Figure record extracts

+++++

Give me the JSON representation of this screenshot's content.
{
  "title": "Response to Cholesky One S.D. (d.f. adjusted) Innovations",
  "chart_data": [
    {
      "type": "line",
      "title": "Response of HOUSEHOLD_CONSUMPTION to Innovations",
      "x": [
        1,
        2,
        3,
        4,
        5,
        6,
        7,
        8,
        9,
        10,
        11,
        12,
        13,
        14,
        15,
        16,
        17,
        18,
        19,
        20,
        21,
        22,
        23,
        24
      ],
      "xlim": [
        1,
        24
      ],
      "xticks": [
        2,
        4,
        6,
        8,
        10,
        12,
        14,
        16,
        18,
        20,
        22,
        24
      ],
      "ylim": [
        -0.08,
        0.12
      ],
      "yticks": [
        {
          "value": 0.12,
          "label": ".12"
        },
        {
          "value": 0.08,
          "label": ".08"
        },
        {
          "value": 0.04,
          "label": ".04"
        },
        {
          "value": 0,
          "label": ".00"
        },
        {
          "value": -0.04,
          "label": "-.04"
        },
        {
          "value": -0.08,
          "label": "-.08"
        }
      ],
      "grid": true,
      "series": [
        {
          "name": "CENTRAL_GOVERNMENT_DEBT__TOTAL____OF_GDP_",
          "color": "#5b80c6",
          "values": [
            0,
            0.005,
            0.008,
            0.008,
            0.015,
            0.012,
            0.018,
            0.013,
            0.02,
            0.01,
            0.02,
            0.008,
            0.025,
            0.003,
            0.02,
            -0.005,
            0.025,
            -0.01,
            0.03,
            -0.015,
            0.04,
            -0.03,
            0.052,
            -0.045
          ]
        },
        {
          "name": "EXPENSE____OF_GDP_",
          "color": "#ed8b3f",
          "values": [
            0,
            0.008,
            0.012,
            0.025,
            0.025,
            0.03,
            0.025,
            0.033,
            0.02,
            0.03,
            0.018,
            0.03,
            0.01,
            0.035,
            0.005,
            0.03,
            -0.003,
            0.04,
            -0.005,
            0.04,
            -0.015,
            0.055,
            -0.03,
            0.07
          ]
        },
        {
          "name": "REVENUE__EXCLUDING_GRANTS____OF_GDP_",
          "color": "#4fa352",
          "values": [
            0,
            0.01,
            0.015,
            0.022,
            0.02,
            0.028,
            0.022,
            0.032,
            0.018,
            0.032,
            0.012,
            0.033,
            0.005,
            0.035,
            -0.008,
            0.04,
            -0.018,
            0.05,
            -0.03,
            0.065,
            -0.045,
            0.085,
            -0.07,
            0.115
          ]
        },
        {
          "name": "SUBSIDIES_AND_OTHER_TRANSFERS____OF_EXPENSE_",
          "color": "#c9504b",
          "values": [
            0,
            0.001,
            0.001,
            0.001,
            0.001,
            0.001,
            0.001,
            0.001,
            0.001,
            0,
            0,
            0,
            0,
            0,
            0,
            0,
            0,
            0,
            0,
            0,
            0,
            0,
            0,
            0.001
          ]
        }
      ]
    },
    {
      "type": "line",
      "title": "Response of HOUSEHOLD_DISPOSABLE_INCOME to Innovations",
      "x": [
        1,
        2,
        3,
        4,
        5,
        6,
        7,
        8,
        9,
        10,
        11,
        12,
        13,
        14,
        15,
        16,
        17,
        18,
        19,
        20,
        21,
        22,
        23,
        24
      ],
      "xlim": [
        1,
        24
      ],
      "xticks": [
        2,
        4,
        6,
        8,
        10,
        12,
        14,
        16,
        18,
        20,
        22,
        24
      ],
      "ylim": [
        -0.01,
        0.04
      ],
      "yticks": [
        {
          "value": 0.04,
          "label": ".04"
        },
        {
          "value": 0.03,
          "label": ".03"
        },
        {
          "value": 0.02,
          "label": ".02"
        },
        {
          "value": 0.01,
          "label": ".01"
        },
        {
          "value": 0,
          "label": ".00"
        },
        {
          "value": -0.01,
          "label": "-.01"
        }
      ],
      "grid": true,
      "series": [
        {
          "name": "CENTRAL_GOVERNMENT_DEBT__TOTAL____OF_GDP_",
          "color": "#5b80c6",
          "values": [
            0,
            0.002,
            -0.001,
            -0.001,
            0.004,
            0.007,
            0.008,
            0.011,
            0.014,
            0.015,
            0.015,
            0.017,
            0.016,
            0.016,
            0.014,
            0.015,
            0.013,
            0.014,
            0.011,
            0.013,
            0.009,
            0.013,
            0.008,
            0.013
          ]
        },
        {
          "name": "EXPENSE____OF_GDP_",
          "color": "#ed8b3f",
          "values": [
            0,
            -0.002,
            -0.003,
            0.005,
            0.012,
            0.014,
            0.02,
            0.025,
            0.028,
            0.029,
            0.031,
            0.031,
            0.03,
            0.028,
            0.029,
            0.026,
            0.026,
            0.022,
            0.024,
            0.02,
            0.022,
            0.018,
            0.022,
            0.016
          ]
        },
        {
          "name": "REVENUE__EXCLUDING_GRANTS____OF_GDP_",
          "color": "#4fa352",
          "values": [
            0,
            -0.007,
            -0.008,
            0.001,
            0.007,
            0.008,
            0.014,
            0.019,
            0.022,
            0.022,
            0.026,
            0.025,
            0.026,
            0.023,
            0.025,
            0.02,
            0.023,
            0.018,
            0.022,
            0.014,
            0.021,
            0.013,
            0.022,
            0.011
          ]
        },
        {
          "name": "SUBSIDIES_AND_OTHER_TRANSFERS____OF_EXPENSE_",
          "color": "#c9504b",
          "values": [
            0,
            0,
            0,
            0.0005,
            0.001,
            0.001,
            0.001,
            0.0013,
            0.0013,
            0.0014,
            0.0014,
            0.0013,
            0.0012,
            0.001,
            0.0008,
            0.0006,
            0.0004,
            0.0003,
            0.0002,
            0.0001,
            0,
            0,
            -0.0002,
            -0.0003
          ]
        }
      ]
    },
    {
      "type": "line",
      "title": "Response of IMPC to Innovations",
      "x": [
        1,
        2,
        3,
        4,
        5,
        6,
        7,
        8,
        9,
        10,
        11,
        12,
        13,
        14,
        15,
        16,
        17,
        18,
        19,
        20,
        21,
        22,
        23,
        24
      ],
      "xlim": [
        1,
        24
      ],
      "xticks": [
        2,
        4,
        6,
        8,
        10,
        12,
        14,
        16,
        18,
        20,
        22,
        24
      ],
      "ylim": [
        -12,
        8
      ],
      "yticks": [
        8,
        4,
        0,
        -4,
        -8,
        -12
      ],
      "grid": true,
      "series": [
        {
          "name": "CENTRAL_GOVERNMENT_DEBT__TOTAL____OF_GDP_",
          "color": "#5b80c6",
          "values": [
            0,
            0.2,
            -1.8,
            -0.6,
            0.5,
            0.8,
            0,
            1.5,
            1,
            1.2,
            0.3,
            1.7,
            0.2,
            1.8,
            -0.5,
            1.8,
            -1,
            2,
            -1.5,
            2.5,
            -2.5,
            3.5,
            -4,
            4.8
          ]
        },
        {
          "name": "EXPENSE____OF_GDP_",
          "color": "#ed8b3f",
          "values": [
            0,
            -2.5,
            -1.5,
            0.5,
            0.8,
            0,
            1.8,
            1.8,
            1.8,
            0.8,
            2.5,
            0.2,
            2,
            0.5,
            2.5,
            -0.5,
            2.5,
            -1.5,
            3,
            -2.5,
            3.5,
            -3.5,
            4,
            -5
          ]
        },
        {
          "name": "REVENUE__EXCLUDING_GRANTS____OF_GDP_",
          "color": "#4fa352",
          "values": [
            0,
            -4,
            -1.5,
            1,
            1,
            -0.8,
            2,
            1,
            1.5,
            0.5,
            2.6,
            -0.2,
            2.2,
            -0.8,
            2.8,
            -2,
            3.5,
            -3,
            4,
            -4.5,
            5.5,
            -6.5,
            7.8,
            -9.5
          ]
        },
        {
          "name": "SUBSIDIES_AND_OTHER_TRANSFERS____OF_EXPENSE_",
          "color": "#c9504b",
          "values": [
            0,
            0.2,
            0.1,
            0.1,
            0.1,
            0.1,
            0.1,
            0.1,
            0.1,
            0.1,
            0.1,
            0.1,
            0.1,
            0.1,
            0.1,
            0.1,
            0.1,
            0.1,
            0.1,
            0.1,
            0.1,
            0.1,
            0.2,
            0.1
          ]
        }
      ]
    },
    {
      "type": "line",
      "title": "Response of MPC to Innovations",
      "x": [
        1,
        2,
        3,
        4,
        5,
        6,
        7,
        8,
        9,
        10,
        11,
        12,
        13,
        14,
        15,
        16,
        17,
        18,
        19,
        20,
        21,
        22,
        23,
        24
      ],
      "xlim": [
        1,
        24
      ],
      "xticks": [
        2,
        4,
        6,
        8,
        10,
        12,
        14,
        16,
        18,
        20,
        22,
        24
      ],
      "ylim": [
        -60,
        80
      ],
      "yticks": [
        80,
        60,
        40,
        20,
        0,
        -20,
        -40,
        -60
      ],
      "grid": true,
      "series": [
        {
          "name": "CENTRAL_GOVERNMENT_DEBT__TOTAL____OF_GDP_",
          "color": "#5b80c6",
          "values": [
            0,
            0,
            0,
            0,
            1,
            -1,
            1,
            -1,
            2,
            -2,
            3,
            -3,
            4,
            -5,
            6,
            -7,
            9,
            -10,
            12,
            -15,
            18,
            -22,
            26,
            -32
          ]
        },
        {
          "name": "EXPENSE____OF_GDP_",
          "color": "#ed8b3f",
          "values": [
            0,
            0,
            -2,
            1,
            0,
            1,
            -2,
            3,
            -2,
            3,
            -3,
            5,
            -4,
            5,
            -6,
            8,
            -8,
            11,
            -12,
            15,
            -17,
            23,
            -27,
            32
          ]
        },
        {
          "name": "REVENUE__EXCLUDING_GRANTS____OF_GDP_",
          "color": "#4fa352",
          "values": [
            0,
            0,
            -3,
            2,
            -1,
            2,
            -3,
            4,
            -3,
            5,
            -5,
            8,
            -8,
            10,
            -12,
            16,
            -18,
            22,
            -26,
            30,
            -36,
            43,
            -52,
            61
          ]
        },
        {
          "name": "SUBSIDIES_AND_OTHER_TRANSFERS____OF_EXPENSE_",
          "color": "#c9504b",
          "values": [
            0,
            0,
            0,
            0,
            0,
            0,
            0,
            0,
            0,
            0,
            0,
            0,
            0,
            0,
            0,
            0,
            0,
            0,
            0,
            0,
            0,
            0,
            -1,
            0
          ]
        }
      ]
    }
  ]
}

+++++

**Aim**
How many lines in these entries hold the string "Innovations"? Answer with the number alone.

**Right answer**
5